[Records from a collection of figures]
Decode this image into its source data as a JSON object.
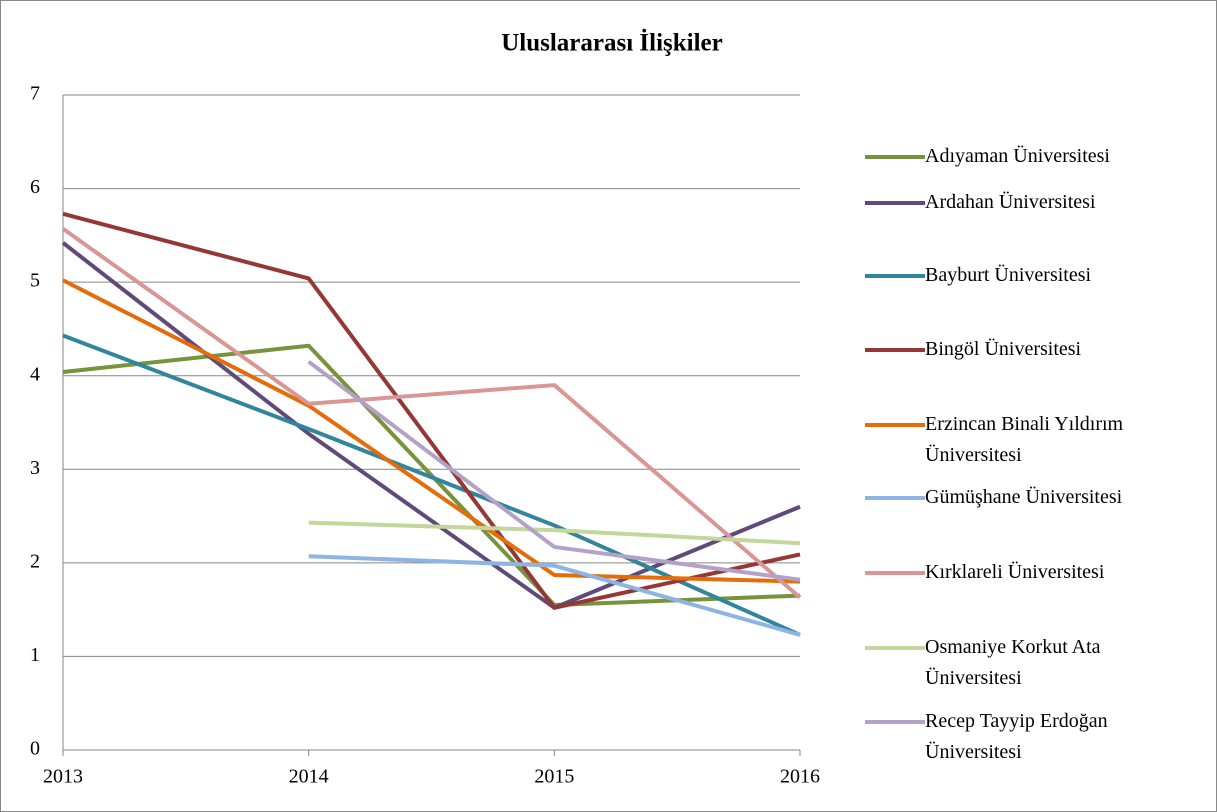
{
  "chart_data": {
    "type": "line",
    "title": "Uluslararası İlişkiler",
    "categories": [
      "2013",
      "2014",
      "2015",
      "2016"
    ],
    "ylim": [
      0,
      7
    ],
    "yticks": [
      0,
      1,
      2,
      3,
      4,
      5,
      6,
      7
    ],
    "grid": true,
    "legend": "right",
    "series": [
      {
        "name": "Adıyaman Üniversitesi",
        "color": "#77933c",
        "values": [
          4.04,
          4.32,
          1.55,
          1.65
        ]
      },
      {
        "name": "Ardahan Üniversitesi",
        "color": "#604a7b",
        "values": [
          5.42,
          3.38,
          1.52,
          2.6
        ]
      },
      {
        "name": "Bayburt Üniversitesi",
        "color": "#31859c",
        "values": [
          4.43,
          3.43,
          2.4,
          1.23
        ]
      },
      {
        "name": "Bingöl Üniversitesi",
        "color": "#953735",
        "values": [
          5.73,
          5.04,
          1.52,
          2.09
        ]
      },
      {
        "name": "Erzincan Binali Yıldırım Üniversitesi",
        "color": "#e46c0a",
        "values": [
          5.02,
          3.68,
          1.87,
          1.8
        ]
      },
      {
        "name": "Gümüşhane Üniversitesi",
        "color": "#8eb4e3",
        "values": [
          null,
          2.07,
          1.97,
          1.23
        ]
      },
      {
        "name": "Kırklareli Üniversitesi",
        "color": "#d99694",
        "values": [
          5.57,
          3.7,
          3.9,
          1.63
        ]
      },
      {
        "name": "Osmaniye Korkut Ata Üniversitesi",
        "color": "#c3d69b",
        "values": [
          null,
          2.43,
          2.35,
          2.21
        ]
      },
      {
        "name": "Recep Tayyip Erdoğan Üniversitesi",
        "color": "#b3a2c7",
        "values": [
          null,
          4.15,
          2.17,
          1.82
        ]
      }
    ]
  }
}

> [Challenge] Copy out all lines that carry the word "Üniversitesi".

> [Answer to the exercise]
        "name": "Adıyaman Üniversitesi",
        "name": "Ardahan Üniversitesi",
        "name": "Bayburt Üniversitesi",
        "name": "Bingöl Üniversitesi",
        "name": "Erzincan Binali Yıldırım Üniversitesi",
        "name": "Gümüşhane Üniversitesi",
        "name": "Kırklareli Üniversitesi",
        "name": "Osmaniye Korkut Ata Üniversitesi",
        "name": "Recep Tayyip Erdoğan Üniversitesi",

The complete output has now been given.